## What to work on
Return the part of the text on Alfredo Müller that opens with the words containing "In 1886, as" and closes with "overly French character.", copied exactly.

Alfredo Müller (June 30, 1869 – February 7, 1939) was a Franco-Italian painter and printmaker of Swiss nationality.
As a painter from Livorno, he might have belonged to the group of the Postmacchiaioli, together with Mario Puccini, Oscar Ghiglia, Plinio Nomellini, Ulvi Liegi, Giovanni Bartolena, and others, but he is a disciple of the Florentine portraitist Michele Gordigiani. As a French engraver, he was close to Francis Jourdain, Manuel Robbe, Richard Ranft, Eugène Delâtre, Théophile Steinlen.

Biography 

Müller was born in Livorno to a wealthy Swiss family involved in the international cotton and coffee trades. At the age of 15, he began studying art in Florence with the masters Giuseppe Ciaranfi and Michele Gordigiani of the Academy of Fine Arts. There he became friends for life with Edoardo Gordigiani, the son of Michele, and Egisto Fabbri, a Tuscan-American.

In 1886, as a young painter, he participated in the First Exhibition of Fine Arts of Livorno, together with established painters such as Giovanni Fattori and Silvestro Lega.

In 1889, he exhibited two of his paintings at the Universal Exhibition in Paris, where he discovered Impressionism. This moment represented a turning point in the career of the young painter, as he was always concerned with colors and vibrations of light. After his return to Tuscany, his paintings, which now reflected the influence of Impressionism, sparked debate for their overly French character.

## Entries shown
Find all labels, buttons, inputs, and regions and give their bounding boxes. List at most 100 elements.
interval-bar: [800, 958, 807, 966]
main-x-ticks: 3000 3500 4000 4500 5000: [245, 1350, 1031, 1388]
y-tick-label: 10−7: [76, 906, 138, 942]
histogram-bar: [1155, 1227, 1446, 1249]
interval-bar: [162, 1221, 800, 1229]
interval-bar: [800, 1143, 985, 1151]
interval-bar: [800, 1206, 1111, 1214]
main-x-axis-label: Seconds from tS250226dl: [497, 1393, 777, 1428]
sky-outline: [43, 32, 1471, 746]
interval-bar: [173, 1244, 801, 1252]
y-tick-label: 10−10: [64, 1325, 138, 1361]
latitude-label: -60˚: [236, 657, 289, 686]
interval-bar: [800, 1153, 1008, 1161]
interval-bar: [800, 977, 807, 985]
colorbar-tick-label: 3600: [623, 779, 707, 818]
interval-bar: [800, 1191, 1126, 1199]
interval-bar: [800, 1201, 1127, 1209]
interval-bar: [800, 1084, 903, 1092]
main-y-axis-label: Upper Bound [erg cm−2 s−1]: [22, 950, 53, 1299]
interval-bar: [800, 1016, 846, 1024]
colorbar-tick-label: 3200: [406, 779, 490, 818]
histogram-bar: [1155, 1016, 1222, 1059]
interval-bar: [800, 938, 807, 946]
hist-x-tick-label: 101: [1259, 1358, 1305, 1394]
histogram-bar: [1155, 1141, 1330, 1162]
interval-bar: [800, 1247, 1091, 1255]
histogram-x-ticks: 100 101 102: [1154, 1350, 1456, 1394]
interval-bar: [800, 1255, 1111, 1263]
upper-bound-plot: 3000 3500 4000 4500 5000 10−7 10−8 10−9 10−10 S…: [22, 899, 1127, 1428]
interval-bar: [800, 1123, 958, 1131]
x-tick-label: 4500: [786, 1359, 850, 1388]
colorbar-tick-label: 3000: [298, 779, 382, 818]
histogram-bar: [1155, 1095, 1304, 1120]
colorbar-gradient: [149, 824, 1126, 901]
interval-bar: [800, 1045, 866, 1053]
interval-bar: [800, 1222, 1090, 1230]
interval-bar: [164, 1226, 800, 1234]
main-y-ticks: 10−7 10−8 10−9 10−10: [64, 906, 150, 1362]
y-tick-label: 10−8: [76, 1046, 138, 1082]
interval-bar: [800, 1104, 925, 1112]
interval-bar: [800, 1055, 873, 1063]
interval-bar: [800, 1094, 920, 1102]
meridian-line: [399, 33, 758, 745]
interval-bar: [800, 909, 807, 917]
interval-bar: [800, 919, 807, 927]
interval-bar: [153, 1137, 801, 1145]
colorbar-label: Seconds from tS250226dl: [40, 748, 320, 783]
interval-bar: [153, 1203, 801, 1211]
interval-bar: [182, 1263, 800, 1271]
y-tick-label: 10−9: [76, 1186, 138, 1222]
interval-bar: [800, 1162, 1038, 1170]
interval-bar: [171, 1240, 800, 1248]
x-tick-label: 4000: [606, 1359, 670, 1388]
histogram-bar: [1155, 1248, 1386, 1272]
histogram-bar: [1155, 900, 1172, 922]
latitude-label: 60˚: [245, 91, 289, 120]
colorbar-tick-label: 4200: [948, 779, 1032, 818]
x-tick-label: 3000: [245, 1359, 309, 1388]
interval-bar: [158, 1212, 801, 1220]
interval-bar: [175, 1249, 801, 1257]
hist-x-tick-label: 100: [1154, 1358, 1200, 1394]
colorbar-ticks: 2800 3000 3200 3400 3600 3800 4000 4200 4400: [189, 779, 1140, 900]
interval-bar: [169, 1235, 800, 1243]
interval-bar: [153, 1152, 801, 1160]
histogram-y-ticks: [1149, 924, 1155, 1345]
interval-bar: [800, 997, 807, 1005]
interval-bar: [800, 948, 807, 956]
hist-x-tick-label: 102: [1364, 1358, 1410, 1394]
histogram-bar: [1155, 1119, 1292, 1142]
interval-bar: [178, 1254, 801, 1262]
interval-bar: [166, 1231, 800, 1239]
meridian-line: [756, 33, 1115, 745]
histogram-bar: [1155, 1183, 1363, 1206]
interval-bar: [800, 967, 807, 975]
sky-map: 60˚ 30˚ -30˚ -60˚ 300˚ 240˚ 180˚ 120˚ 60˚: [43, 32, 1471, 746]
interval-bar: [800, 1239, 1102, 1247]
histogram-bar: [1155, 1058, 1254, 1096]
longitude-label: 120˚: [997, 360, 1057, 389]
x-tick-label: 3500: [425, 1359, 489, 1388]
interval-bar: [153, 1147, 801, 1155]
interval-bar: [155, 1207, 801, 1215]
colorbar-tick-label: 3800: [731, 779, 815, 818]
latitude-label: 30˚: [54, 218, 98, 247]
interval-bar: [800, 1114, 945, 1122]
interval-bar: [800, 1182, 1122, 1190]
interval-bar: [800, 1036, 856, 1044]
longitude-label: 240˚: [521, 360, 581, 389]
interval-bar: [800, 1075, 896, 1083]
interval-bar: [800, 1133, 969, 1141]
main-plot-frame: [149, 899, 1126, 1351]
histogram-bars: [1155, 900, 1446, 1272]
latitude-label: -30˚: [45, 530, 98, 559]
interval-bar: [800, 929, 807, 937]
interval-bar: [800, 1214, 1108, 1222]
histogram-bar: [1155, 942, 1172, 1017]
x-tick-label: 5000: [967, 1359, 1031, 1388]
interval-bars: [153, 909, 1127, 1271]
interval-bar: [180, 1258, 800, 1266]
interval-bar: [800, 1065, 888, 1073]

## Answer to the problem
In 1886, as a young painter, he participated in the First Exhibition of Fine Arts of Livorno, together with established painters such as Giovanni Fattori and Silvestro Lega.

In 1889, he exhibited two of his paintings at the Universal Exhibition in Paris, where he discovered Impressionism. This moment represented a turning point in the career of the young painter, as he was always concerned with colors and vibrations of light. After his return to Tuscany, his paintings, which now reflected the influence of Impressionism, sparked debate for their overly French character.